----- Dataset entries

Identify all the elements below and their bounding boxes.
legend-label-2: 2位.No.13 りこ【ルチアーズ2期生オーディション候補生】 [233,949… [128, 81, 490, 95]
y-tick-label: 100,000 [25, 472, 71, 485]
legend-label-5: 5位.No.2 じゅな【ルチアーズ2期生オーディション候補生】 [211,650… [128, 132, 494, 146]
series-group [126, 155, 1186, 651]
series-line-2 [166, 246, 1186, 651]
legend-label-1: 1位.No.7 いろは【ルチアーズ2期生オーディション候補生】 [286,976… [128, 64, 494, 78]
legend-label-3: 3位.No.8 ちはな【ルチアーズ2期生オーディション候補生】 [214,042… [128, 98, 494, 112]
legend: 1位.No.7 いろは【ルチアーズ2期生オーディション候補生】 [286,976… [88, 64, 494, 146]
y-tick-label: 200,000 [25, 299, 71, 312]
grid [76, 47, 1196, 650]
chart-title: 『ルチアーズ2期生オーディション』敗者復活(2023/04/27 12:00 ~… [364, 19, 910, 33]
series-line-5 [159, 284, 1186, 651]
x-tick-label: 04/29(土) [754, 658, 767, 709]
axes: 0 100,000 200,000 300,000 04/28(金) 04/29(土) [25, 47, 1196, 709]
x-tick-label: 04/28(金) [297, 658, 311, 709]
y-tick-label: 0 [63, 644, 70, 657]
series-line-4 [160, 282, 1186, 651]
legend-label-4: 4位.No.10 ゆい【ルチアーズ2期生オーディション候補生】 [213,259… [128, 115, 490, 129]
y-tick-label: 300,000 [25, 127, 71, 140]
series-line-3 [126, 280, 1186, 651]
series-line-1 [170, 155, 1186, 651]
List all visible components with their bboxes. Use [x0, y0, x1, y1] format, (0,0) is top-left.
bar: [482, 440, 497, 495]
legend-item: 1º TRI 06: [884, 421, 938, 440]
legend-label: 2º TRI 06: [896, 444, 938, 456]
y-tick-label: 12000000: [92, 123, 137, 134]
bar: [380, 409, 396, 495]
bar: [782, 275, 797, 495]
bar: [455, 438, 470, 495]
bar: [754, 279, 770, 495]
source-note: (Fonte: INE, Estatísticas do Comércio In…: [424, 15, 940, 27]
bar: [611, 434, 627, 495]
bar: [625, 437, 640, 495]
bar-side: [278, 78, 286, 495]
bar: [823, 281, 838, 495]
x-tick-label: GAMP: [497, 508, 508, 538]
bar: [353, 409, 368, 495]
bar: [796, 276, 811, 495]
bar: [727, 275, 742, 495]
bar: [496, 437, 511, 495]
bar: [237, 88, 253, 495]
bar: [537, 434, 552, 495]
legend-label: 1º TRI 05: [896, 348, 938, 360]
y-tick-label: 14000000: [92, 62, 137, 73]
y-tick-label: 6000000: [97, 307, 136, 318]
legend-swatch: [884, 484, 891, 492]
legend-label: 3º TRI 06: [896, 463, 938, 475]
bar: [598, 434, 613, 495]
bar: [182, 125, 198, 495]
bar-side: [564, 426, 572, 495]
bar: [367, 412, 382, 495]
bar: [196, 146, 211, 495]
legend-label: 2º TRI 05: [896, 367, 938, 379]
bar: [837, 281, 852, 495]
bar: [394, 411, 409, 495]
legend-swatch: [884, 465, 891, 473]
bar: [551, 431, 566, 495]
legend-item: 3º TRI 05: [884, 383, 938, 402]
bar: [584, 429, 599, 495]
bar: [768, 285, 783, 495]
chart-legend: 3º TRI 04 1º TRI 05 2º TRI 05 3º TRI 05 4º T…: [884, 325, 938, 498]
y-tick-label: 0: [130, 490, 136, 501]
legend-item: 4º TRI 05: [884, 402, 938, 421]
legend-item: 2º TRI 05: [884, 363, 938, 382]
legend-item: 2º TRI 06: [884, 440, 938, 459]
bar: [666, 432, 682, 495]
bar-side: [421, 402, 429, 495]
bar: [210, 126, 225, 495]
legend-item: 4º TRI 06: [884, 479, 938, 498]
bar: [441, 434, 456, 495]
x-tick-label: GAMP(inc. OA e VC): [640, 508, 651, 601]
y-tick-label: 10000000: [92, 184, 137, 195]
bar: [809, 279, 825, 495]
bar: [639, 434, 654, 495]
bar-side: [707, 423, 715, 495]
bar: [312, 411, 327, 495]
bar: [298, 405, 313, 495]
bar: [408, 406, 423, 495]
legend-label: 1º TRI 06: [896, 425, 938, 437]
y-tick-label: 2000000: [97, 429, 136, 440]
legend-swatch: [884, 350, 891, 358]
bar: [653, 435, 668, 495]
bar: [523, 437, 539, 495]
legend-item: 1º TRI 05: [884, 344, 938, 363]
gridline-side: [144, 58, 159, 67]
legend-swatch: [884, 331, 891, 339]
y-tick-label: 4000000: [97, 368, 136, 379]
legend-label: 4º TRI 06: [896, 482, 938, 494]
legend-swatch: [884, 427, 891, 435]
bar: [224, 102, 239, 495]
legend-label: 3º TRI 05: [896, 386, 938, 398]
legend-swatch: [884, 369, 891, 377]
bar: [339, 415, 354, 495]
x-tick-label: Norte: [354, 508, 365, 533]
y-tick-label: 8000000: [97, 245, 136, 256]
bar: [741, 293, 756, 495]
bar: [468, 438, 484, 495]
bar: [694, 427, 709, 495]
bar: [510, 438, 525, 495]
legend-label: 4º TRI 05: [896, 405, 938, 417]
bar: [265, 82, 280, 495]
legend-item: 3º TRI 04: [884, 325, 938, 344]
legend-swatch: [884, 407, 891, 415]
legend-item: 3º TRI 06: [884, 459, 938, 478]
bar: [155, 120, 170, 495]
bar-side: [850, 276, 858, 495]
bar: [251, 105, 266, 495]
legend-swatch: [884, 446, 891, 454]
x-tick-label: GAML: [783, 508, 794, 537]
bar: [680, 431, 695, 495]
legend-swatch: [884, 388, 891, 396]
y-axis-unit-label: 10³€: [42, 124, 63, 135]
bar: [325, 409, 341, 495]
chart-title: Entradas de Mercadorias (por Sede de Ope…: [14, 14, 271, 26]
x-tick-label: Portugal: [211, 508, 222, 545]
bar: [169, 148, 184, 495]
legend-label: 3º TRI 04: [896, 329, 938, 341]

----------

Task directions: Can you rewrite the records from the very start through the line containing "y-tick-label: 200,000 [25, 299, 71, 312]", replacing "bounding boxes" with "bboxes" and keeping everything else the same?

The completed task:
Identify all the elements below and their bboxes.
legend-label-2: 2位.No.13 りこ【ルチアーズ2期生オーディション候補生】 [233,949… [128, 81, 490, 95]
y-tick-label: 100,000 [25, 472, 71, 485]
legend-label-5: 5位.No.2 じゅな【ルチアーズ2期生オーディション候補生】 [211,650… [128, 132, 494, 146]
series-group [126, 155, 1186, 651]
series-line-2 [166, 246, 1186, 651]
legend-label-1: 1位.No.7 いろは【ルチアーズ2期生オーディション候補生】 [286,976… [128, 64, 494, 78]
legend-label-3: 3位.No.8 ちはな【ルチアーズ2期生オーディション候補生】 [214,042… [128, 98, 494, 112]
legend: 1位.No.7 いろは【ルチアーズ2期生オーディション候補生】 [286,976… [88, 64, 494, 146]
y-tick-label: 200,000 [25, 299, 71, 312]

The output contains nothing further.